▶ **WORK REQUIRED**
All of the material below is to be restated word for word, apart from the pictures.

<<<<

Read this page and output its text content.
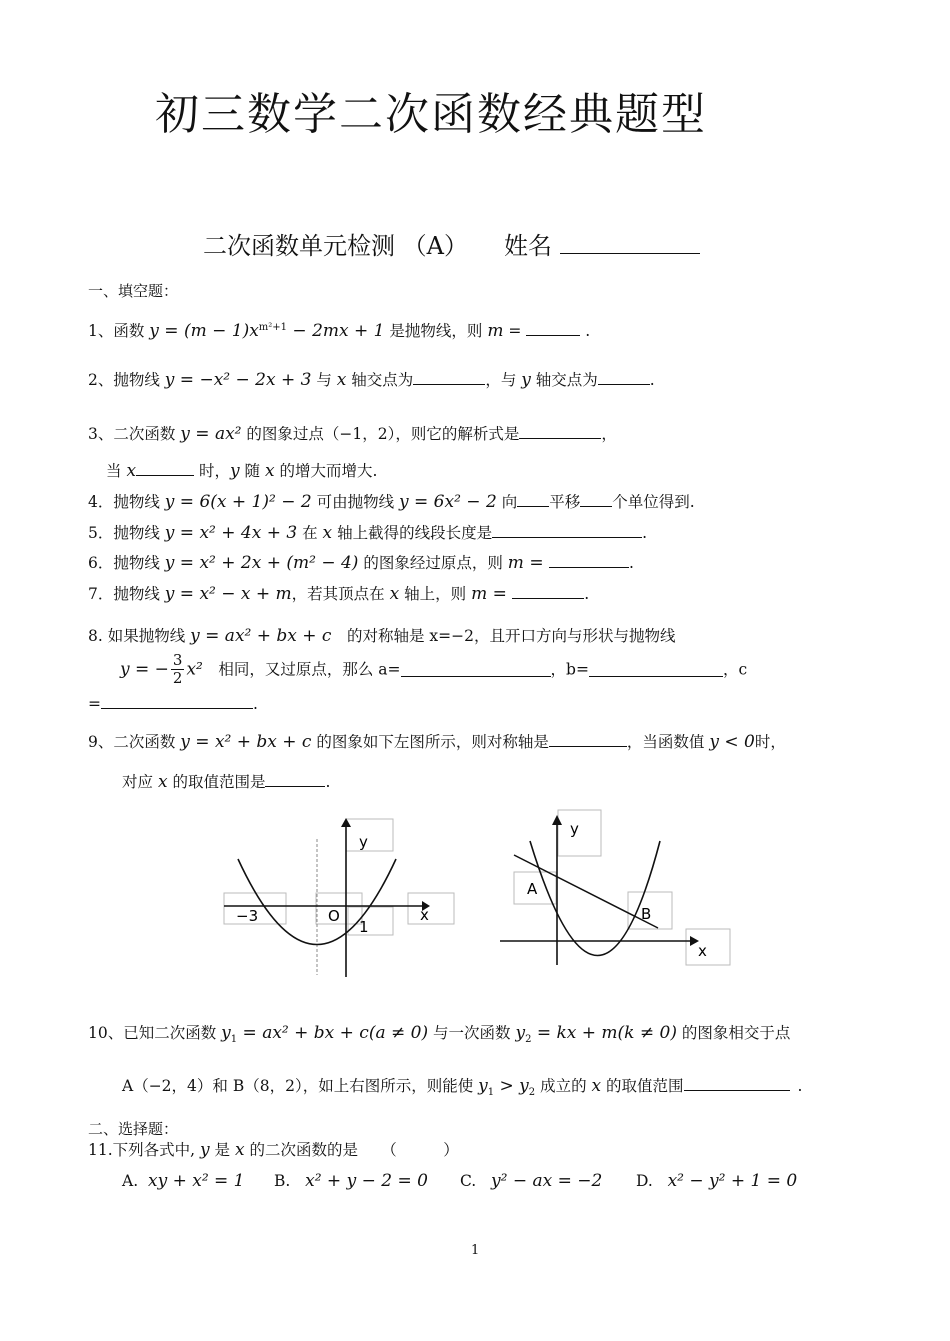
初三数学二次函数经典题型
二次函数单元检测 （A）　　姓名
一、填空题：
1、函数 $y = (m - 1)x^{m^2+1} - 2mx + 1$ 是抛物线，则 m =	.
2、抛物线 y = −x² − 2x + 3 与 x 轴交点为	，与 y 轴交点为	.
3、二次函数 y = ax² 的图象过点（−1，2），则它的解析式是	，
当 x	时，y 随 x 的增大而增大.
4．抛物线 y = 6(x + 1)² − 2 可由抛物线 y = 6x² − 2 向 平移 个单位得到.
5．抛物线 y = x² + 4x + 3 在 x 轴上截得的线段长度是	.
6．抛物线 y = x² + 2x + (m² − 4) 的图象经过原点，则 m =	.
7．抛物线 y = x² − x + m，若其顶点在 x 轴上，则 m =	.
8. 如果抛物线 y = ax² + bx + c　的对称轴是 x=−2，且开口方向与形状与抛物线
y = − $\frac{3}{2} x^2$　相同，又过原点，那么 a=	，b=	，c
=	.
9、二次函数 y = x² + bx + c 的图象如下左图所示，则对称轴是	，当函数值 y < 0时，
对应 x 的取值范围是	.
y
x
O
−3
1
y
A
B
x
10、已知二次函数 $y_1 = ax^2$ + bx + c(a ≠ 0) 与一次函数 $y_2$ = kx + m(k ≠ 0) 的图象相交于点
A（−2，4）和 B（8，2），如上右图所示，则能使 $y_1 > y_2$ 成立的 x 的取值范围	.
二、选择题：
11.下列各式中, y 是 x 的二次函数的是　　（　　　）
A. xy + x² = 1 B. x² + y − 2 = 0 C. y² − ax = −2 D. x² − y² + 1 = 0
1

>>>>

▶ **EXPECTED ANSWER**
Read this page and output its text content.
初三数学二次函数经典题型
二次函数单元检测 （A）　　姓名
一、填空题：
1、函数 $y = (m - 1)x^{m^2+1} - 2mx + 1$ 是抛物线，则 m =	.
2、抛物线 y = −x² − 2x + 3 与 x 轴交点为	，与 y 轴交点为	.
3、二次函数 y = ax² 的图象过点（−1，2），则它的解析式是	，
当 x	时，y 随 x 的增大而增大.
4．抛物线 y = 6(x + 1)² − 2 可由抛物线 y = 6x² − 2 向 平移 个单位得到.
5．抛物线 y = x² + 4x + 3 在 x 轴上截得的线段长度是	.
6．抛物线 y = x² + 2x + (m² − 4) 的图象经过原点，则 m =	.
7．抛物线 y = x² − x + m，若其顶点在 x 轴上，则 m =	.
8. 如果抛物线 y = ax² + bx + c　的对称轴是 x=−2，且开口方向与形状与抛物线
y = − $\frac{3}{2} x^2$　相同，又过原点，那么 a=	，b=	，c
=	.
9、二次函数 y = x² + bx + c 的图象如下左图所示，则对称轴是	，当函数值 y < 0时，
对应 x 的取值范围是	.
y
x
O
−3
1
y
A
B
x
10、已知二次函数 $y_1 = ax^2$ + bx + c(a ≠ 0) 与一次函数 $y_2$ = kx + m(k ≠ 0) 的图象相交于点
A（−2，4）和 B（8，2），如上右图所示，则能使 $y_1 > y_2$ 成立的 x 的取值范围	.
二、选择题：
11.下列各式中, y 是 x 的二次函数的是　　（　　　）
A. xy + x² = 1 B. x² + y − 2 = 0 C. y² − ax = −2 D. x² − y² + 1 = 0
1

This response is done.